#### Passage du texte
Interview sur les femmes au travail - Nevena Buzek
Notre collègue Constance Tournier a récemment interviewé Nevena Buzek, coach en leadership, sur les défis auxquels les femmes sont confrontées dans le leadership et comment les surmonter.
Date: 17. mars 2025
Auteur: Constance Tournier
Catégories: PGmeet, Female Leadership, Future Skills

Pouvez-vous nous en dire plus sur votre parcours et le travail que vous faites ?
Je m’appelle Nevena Buzek et je suis titulaire d’un master en éducation. Juste après avoir terminé mon master, j’ai commencé à travailler chez Johnson Controls, ce qui m’a donné ma première expérience dans une entreprise multinationale. Depuis, j’ai passé plusieurs années à travailler dans des entreprises multinationales, toujours dans des rôles liés à la formation, au développement des personnes et au développement du leadership.

#### Consignes
A – D'après l'entretien avec Nevena Buzek, dans quelle entreprise a-t-elle travaillé juste après son master ?
B – Rédigez la suite de l'entretien avec Nevena Buzek en reprenant après sa dernière phrase.

#### Extraits d'enregistrements
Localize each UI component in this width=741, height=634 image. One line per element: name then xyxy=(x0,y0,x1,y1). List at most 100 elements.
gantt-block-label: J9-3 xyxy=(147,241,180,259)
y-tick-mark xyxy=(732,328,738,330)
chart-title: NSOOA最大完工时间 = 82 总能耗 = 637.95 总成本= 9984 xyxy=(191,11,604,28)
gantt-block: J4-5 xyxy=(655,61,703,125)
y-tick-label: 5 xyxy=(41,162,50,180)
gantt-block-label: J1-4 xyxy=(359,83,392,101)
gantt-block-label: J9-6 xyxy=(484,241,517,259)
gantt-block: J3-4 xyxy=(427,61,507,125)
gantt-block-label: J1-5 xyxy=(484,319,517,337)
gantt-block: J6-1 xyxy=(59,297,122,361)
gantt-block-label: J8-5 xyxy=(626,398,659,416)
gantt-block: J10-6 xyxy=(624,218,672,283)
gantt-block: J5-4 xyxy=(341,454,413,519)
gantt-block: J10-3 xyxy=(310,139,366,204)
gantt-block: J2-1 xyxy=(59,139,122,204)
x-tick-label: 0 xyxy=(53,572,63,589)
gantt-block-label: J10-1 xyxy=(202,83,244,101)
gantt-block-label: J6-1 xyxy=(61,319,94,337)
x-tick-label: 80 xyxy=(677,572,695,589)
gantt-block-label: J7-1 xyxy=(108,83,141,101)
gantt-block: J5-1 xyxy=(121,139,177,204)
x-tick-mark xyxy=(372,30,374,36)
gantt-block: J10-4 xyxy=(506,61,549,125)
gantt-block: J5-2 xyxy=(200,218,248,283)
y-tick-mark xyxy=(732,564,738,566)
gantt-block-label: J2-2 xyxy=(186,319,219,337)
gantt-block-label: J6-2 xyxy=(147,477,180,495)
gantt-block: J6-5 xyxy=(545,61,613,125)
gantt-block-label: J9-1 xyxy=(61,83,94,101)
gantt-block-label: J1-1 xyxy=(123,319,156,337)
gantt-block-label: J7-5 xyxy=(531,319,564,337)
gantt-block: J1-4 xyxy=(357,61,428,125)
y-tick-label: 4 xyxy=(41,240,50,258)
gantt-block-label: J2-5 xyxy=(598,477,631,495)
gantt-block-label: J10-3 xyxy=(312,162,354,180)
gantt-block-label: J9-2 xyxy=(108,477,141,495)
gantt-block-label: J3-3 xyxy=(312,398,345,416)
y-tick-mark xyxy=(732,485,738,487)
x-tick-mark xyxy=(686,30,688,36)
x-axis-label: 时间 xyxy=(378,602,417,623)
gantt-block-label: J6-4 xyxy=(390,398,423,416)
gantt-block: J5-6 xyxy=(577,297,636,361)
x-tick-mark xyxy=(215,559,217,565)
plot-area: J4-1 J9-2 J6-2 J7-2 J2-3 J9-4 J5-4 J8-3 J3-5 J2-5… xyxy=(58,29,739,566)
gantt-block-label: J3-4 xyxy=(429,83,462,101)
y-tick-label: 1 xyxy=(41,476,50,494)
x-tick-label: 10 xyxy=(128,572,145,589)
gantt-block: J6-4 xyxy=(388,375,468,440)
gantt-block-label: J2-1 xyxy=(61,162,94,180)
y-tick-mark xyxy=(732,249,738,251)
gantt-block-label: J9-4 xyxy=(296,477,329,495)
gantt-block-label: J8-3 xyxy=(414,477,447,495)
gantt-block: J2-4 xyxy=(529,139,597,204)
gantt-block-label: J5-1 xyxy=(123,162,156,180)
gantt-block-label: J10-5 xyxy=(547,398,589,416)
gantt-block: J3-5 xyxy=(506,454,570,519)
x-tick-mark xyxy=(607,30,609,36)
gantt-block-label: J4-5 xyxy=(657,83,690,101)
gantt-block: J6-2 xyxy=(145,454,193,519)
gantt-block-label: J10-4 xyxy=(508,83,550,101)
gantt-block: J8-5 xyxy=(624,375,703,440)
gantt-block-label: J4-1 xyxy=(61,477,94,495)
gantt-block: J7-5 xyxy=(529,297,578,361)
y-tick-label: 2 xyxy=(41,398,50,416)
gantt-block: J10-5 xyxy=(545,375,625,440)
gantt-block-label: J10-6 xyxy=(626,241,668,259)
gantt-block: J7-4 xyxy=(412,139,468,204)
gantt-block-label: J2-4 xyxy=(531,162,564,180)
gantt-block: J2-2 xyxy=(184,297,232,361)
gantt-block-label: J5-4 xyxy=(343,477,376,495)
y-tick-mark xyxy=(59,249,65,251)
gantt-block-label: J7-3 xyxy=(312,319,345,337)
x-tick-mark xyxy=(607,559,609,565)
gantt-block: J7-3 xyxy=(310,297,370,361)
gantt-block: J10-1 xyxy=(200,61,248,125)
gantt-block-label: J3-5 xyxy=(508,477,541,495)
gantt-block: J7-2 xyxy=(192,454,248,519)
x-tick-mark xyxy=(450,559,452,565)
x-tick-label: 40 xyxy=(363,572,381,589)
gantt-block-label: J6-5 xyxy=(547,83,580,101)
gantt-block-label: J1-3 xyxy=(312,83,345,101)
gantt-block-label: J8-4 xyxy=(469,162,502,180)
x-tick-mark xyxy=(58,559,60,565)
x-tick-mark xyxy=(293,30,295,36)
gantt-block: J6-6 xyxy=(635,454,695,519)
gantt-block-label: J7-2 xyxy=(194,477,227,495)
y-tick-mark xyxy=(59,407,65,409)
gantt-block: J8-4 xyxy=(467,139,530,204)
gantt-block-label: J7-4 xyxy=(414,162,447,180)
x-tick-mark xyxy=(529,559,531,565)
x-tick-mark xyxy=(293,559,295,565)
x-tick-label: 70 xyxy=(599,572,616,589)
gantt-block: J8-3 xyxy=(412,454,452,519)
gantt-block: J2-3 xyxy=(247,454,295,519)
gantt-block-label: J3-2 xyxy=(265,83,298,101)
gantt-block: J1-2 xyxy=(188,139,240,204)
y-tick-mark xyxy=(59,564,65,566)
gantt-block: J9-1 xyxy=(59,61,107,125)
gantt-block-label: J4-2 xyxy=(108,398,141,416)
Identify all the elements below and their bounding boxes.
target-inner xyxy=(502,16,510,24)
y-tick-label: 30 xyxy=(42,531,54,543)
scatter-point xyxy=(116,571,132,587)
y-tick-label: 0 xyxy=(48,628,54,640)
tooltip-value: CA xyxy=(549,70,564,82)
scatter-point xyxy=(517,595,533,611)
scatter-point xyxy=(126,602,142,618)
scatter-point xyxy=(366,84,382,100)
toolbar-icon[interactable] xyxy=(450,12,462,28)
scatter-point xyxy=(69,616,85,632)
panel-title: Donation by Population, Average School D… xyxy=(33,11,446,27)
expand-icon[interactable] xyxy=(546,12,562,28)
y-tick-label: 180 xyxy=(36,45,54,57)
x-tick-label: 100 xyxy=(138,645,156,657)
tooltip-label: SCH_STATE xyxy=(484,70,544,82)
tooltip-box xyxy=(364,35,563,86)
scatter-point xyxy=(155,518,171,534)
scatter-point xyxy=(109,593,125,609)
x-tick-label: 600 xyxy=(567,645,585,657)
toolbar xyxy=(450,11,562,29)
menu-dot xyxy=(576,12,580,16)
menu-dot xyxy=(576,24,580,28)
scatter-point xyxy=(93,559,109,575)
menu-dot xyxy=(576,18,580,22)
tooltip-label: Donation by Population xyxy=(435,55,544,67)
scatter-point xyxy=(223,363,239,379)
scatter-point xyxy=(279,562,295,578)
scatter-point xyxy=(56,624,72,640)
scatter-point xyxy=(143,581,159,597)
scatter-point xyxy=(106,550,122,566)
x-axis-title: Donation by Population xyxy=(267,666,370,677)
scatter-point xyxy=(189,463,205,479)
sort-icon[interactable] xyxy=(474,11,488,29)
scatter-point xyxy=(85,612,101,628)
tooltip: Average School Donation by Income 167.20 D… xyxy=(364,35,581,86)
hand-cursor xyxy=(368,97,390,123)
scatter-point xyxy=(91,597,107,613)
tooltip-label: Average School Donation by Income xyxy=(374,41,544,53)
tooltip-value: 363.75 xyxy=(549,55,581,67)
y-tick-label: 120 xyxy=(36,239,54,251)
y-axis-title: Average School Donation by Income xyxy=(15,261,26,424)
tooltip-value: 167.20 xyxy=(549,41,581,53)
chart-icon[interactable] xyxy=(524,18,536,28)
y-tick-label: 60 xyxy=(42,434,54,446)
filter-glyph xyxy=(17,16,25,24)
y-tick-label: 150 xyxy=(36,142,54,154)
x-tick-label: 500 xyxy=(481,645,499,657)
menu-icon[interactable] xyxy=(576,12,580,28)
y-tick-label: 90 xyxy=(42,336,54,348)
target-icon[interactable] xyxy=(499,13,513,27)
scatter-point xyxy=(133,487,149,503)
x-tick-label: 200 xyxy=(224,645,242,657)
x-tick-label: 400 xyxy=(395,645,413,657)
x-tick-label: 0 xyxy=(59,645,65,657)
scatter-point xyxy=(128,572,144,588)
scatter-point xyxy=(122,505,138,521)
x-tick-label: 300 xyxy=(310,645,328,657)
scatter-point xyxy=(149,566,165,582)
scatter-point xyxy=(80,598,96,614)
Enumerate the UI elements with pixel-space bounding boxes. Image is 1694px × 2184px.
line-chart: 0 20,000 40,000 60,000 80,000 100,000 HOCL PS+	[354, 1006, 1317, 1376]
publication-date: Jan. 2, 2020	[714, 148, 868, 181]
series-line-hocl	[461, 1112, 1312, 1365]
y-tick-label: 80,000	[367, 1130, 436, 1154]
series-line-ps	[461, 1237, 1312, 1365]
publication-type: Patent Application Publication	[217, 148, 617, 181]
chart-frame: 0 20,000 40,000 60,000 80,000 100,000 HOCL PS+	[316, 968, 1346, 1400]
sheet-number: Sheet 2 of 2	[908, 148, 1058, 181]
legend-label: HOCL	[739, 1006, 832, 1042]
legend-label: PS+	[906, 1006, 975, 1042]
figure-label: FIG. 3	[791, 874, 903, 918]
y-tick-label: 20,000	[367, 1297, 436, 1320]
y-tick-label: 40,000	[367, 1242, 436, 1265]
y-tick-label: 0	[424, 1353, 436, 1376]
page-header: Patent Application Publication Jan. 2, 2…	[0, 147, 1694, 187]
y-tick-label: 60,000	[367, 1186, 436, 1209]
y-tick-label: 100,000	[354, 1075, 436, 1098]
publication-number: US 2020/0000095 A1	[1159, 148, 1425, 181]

#### Résultats finaux
A – Chez Johnson Controls.

B –
Actuellement, je suis coach professionnelle en leadership et en équipe, avec plus de huit ans d’expérience dans le développement des talents au sein de multinationales, de startups et d’entreprises en pleine croissance, dans divers secteurs. Mon expertise réside dans l’accompagnement des leaders et des équipes lors de changements, et dans la promotion d’une culture de leadership moderne au sein des organisations. Je parle souvent de la « nouvelle ère du leadership » car je vois un besoin fort d’une approche du leadership qui équilibre la performance, la sécurité psychologique et les stratégies axées sur les personnes.
Une grande partie de mon travail se concentre également sur l’autonomisation des femmes dans le leadership, en les aidant à surmonter des défis que j’ai moi-même vécus. Je suis particulièrement passionnée par l’accompagnement des femmes sur des sujets comme le syndrome de l’imposteur, les biais inconscients et la présence exécutive. Beaucoup de gens associent la présence de leadership à l’idée d’être un leader, mais je crois que tout le monde devrait développer cette qualité.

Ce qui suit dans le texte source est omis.